Reproduce the whole listing, character for character.

(Raw records)
begin
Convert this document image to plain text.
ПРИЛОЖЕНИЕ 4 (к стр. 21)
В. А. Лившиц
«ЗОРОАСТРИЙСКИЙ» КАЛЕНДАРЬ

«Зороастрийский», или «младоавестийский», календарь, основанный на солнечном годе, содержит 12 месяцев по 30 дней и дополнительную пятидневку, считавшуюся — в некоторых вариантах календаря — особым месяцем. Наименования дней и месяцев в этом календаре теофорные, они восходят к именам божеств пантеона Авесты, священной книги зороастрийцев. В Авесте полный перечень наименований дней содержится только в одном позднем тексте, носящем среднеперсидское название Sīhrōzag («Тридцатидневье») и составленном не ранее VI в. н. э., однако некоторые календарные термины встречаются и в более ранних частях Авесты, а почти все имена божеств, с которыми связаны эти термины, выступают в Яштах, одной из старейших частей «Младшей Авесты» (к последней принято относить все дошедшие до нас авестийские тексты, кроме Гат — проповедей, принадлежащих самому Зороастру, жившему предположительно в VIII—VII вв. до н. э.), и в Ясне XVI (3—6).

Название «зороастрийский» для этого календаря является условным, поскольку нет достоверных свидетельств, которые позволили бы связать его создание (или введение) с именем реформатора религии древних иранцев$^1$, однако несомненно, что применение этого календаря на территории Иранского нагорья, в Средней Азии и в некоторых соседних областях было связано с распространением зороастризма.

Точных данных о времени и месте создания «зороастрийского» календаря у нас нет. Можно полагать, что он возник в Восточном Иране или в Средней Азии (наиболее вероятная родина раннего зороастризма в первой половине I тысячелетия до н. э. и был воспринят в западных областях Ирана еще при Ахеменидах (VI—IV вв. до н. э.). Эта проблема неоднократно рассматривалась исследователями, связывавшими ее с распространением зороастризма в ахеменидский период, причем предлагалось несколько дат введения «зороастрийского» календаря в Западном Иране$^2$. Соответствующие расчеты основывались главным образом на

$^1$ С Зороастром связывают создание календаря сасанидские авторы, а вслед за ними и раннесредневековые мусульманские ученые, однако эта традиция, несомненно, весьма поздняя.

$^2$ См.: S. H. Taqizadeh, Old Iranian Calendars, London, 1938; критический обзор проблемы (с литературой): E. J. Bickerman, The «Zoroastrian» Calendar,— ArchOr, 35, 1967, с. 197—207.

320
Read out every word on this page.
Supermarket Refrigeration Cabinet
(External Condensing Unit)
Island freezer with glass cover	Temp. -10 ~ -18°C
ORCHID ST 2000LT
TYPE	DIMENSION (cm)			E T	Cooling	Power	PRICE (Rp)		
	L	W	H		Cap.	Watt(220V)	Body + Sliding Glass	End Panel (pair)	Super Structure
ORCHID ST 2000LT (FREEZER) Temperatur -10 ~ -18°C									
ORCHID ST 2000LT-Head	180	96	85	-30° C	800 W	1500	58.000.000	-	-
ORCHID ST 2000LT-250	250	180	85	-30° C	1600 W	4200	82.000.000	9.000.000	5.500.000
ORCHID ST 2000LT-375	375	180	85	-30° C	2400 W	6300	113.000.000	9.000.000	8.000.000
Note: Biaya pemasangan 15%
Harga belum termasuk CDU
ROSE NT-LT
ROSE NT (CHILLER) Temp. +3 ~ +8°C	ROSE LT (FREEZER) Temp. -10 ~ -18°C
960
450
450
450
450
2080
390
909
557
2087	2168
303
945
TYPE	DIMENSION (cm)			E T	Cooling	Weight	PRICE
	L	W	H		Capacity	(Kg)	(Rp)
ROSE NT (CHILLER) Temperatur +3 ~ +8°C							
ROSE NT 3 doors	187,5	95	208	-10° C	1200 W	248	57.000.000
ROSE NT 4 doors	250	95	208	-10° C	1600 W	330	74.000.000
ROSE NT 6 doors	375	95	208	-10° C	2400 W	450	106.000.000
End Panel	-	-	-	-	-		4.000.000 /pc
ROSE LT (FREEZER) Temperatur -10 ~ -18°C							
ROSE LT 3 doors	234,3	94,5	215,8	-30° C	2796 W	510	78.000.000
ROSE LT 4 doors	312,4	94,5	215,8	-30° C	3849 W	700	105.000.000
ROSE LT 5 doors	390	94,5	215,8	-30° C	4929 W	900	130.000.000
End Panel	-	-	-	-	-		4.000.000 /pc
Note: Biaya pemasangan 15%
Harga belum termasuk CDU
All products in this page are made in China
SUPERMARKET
end
EXERCISE RESULT:
Convert this document image to plain text.
ПРИЛОЖЕНИЕ 4 (к стр. 21)
В. А. Лившиц
«ЗОРОАСТРИЙСКИЙ» КАЛЕНДАРЬ

«Зороастрийский», или «младоавестийский», календарь, основанный на солнечном годе, содержит 12 месяцев по 30 дней и дополнительную пятидневку, считавшуюся — в некоторых вариантах календаря — особым месяцем. Наименования дней и месяцев в этом календаре теофорные, они восходят к именам божеств пантеона Авесты, священной книги зороастрийцев. В Авесте полный перечень наименований дней содержится только в одном позднем тексте, носящем среднеперсидское название Sīhrōzag («Тридцатидневье») и составленном не ранее VI в. н. э., однако некоторые календарные термины встречаются и в более ранних частях Авесты, а почти все имена божеств, с которыми связаны эти термины, выступают в Яштах, одной из старейших частей «Младшей Авесты» (к последней принято относить все дошедшие до нас авестийские тексты, кроме Гат — проповедей, принадлежащих самому Зороастру, жившему предположительно в VIII—VII вв. до н. э.), и в Ясне XVI (3—6).

Название «зороастрийский» для этого календаря является условным, поскольку нет достоверных свидетельств, которые позволили бы связать его создание (или введение) с именем реформатора религии древних иранцев$^1$, однако несомненно, что применение этого календаря на территории Иранского нагорья, в Средней Азии и в некоторых соседних областях было связано с распространением зороастризма.

Точных данных о времени и месте создания «зороастрийского» календаря у нас нет. Можно полагать, что он возник в Восточном Иране или в Средней Азии (наиболее вероятная родина раннего зороастризма в первой половине I тысячелетия до н. э. и был воспринят в западных областях Ирана еще при Ахеменидах (VI—IV вв. до н. э.). Эта проблема неоднократно рассматривалась исследователями, связывавшими ее с распространением зороастризма в ахеменидский период, причем предлагалось несколько дат введения «зороастрийского» календаря в Западном Иране$^2$. Соответствующие расчеты основывались главным образом на

$^1$ С Зороастром связывают создание календаря сасанидские авторы, а вслед за ними и раннесредневековые мусульманские ученые, однако эта традиция, несомненно, весьма поздняя.

$^2$ См.: S. H. Taqizadeh, Old Iranian Calendars, London, 1938; критический обзор проблемы (с литературой): E. J. Bickerman, The «Zoroastrian» Calendar,— ArchOr, 35, 1967, с. 197—207.

320
Read out every word on this page.
Supermarket Refrigeration Cabinet
(External Condensing Unit)
Island freezer with glass cover	Temp. -10 ~ -18°C
ORCHID ST 2000LT
TYPE	DIMENSION (cm)			E T	Cooling	Power	PRICE (Rp)		
	L	W	H		Cap.	Watt(220V)	Body + Sliding Glass	End Panel (pair)	Super Structure
ORCHID ST 2000LT (FREEZER) Temperatur -10 ~ -18°C									
ORCHID ST 2000LT-Head	180	96	85	-30° C	800 W	1500	58.000.000	-	-
ORCHID ST 2000LT-250	250	180	85	-30° C	1600 W	4200	82.000.000	9.000.000	5.500.000
ORCHID ST 2000LT-375	375	180	85	-30° C	2400 W	6300	113.000.000	9.000.000	8.000.000
Note: Biaya pemasangan 15%
Harga belum termasuk CDU
ROSE NT-LT
ROSE NT (CHILLER) Temp. +3 ~ +8°C	ROSE LT (FREEZER) Temp. -10 ~ -18°C
960
450
450
450
450
2080
390
909
557
2087	2168
303
945
TYPE	DIMENSION (cm)			E T	Cooling	Weight	PRICE
	L	W	H		Capacity	(Kg)	(Rp)
ROSE NT (CHILLER) Temperatur +3 ~ +8°C							
ROSE NT 3 doors	187,5	95	208	-10° C	1200 W	248	57.000.000
ROSE NT 4 doors	250	95	208	-10° C	1600 W	330	74.000.000
ROSE NT 6 doors	375	95	208	-10° C	2400 W	450	106.000.000
End Panel	-	-	-	-	-		4.000.000 /pc
ROSE LT (FREEZER) Temperatur -10 ~ -18°C							
ROSE LT 3 doors	234,3	94,5	215,8	-30° C	2796 W	510	78.000.000
ROSE LT 4 doors	312,4	94,5	215,8	-30° C	3849 W	700	105.000.000
ROSE LT 5 doors	390	94,5	215,8	-30° C	4929 W	900	130.000.000
End Panel	-	-	-	-	-		4.000.000 /pc
Note: Biaya pemasangan 15%
Harga belum termasuk CDU
All products in this page are made in China
SUPERMARKET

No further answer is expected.